Written instruction:
Below are some records: retype them all exactly, but not the pictures.

Excerpted data:

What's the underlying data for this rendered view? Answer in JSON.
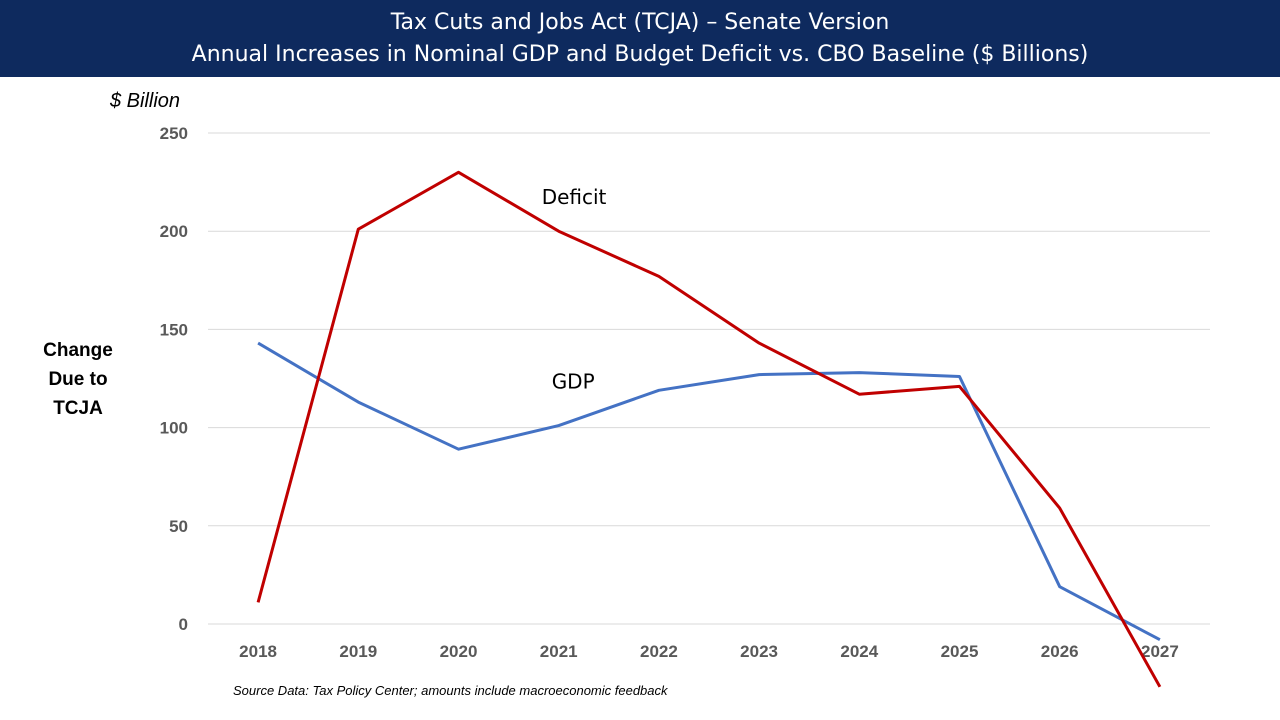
{
  "header": {
    "title_line1": "Tax Cuts and Jobs Act (TCJA) – Senate Version",
    "title_line2": "Annual Increases in Nominal GDP and Budget Deficit vs. CBO Baseline ($ Billions)"
  },
  "axis": {
    "y_unit": "$ Billion",
    "y_label": "Change Due to TCJA"
  },
  "footer": {
    "source": "Source Data:  Tax Policy Center; amounts include macroeconomic feedback"
  },
  "colors": {
    "header_bg": "#0e2a5e",
    "gdp": "#4472c4",
    "deficit": "#c00000",
    "grid": "#d9d9d9"
  },
  "chart_data": {
    "type": "line",
    "title": "Tax Cuts and Jobs Act (TCJA) – Senate Version Annual Increases in Nominal GDP and Budget Deficit vs. CBO Baseline ($ Billions)",
    "xlabel": "",
    "ylabel": "Change Due to TCJA",
    "categories": [
      "2018",
      "2019",
      "2020",
      "2021",
      "2022",
      "2023",
      "2024",
      "2025",
      "2026",
      "2027"
    ],
    "ylim": [
      0,
      250
    ],
    "yticks": [
      0,
      50,
      100,
      150,
      200,
      250
    ],
    "grid": true,
    "legend": "inline labels",
    "series": [
      {
        "name": "GDP",
        "color": "#4472c4",
        "values": [
          143,
          113,
          89,
          101,
          119,
          127,
          128,
          126,
          19,
          -8
        ]
      },
      {
        "name": "Deficit",
        "color": "#c00000",
        "values": [
          11,
          201,
          230,
          200,
          177,
          143,
          117,
          121,
          59,
          -32
        ]
      }
    ]
  }
}
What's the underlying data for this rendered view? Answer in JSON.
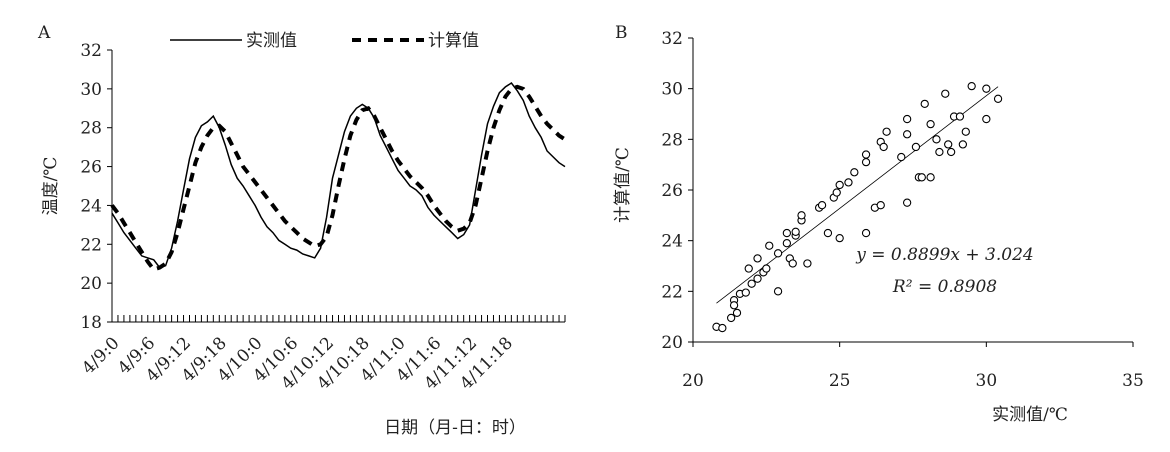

Written reply:
What's the underlying data for this rendered view? Answer in JSON.
{
  "header": {
    "title_line1": "Tax Cuts and Jobs Act (TCJA) – Senate Version",
    "title_line2": "Annual Increases in Nominal GDP and Budget Deficit vs. CBO Baseline ($ Billions)"
  },
  "axis": {
    "y_unit": "$ Billion",
    "y_label": "Change Due to TCJA"
  },
  "footer": {
    "source": "Source Data:  Tax Policy Center; amounts include macroeconomic feedback"
  },
  "colors": {
    "header_bg": "#0e2a5e",
    "gdp": "#4472c4",
    "deficit": "#c00000",
    "grid": "#d9d9d9"
  },
  "chart_data": {
    "type": "line",
    "title": "Tax Cuts and Jobs Act (TCJA) – Senate Version Annual Increases in Nominal GDP and Budget Deficit vs. CBO Baseline ($ Billions)",
    "xlabel": "",
    "ylabel": "Change Due to TCJA",
    "categories": [
      "2018",
      "2019",
      "2020",
      "2021",
      "2022",
      "2023",
      "2024",
      "2025",
      "2026",
      "2027"
    ],
    "ylim": [
      0,
      250
    ],
    "yticks": [
      0,
      50,
      100,
      150,
      200,
      250
    ],
    "grid": true,
    "legend": "inline labels",
    "series": [
      {
        "name": "GDP",
        "color": "#4472c4",
        "values": [
          143,
          113,
          89,
          101,
          119,
          127,
          128,
          126,
          19,
          -8
        ]
      },
      {
        "name": "Deficit",
        "color": "#c00000",
        "values": [
          11,
          201,
          230,
          200,
          177,
          143,
          117,
          121,
          59,
          -32
        ]
      }
    ]
  }
}
What's the underlying data for this rendered view? Answer in JSON.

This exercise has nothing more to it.